Entries supplied -
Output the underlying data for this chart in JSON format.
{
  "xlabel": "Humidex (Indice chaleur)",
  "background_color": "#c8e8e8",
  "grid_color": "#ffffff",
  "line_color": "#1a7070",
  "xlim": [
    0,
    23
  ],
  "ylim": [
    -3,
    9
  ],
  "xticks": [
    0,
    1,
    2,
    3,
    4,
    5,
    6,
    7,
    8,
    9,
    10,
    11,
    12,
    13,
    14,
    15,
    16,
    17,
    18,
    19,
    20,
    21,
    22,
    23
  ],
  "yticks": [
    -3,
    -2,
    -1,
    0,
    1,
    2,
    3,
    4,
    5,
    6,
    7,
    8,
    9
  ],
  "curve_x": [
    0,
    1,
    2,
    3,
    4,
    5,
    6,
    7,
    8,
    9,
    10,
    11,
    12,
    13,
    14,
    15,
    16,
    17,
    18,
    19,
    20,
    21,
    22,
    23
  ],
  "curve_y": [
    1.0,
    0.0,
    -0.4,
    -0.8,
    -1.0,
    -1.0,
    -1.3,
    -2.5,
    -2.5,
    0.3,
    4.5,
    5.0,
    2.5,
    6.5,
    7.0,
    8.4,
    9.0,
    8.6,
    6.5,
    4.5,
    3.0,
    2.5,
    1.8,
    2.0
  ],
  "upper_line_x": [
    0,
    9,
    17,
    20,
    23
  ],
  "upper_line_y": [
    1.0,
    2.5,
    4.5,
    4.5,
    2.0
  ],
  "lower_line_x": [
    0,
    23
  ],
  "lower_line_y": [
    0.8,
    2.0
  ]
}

What is expected - Restate the records, all of them, precisely as written.

Task response -
Output the underlying data for this chart in JSON format.
{
  "xlabel": "Humidex (Indice chaleur)",
  "background_color": "#c8e8e8",
  "grid_color": "#ffffff",
  "line_color": "#1a7070",
  "xlim": [
    0,
    23
  ],
  "ylim": [
    -3,
    9
  ],
  "xticks": [
    0,
    1,
    2,
    3,
    4,
    5,
    6,
    7,
    8,
    9,
    10,
    11,
    12,
    13,
    14,
    15,
    16,
    17,
    18,
    19,
    20,
    21,
    22,
    23
  ],
  "yticks": [
    -3,
    -2,
    -1,
    0,
    1,
    2,
    3,
    4,
    5,
    6,
    7,
    8,
    9
  ],
  "curve_x": [
    0,
    1,
    2,
    3,
    4,
    5,
    6,
    7,
    8,
    9,
    10,
    11,
    12,
    13,
    14,
    15,
    16,
    17,
    18,
    19,
    20,
    21,
    22,
    23
  ],
  "curve_y": [
    1.0,
    0.0,
    -0.4,
    -0.8,
    -1.0,
    -1.0,
    -1.3,
    -2.5,
    -2.5,
    0.3,
    4.5,
    5.0,
    2.5,
    6.5,
    7.0,
    8.4,
    9.0,
    8.6,
    6.5,
    4.5,
    3.0,
    2.5,
    1.8,
    2.0
  ],
  "upper_line_x": [
    0,
    9,
    17,
    20,
    23
  ],
  "upper_line_y": [
    1.0,
    2.5,
    4.5,
    4.5,
    2.0
  ],
  "lower_line_x": [
    0,
    23
  ],
  "lower_line_y": [
    0.8,
    2.0
  ]
}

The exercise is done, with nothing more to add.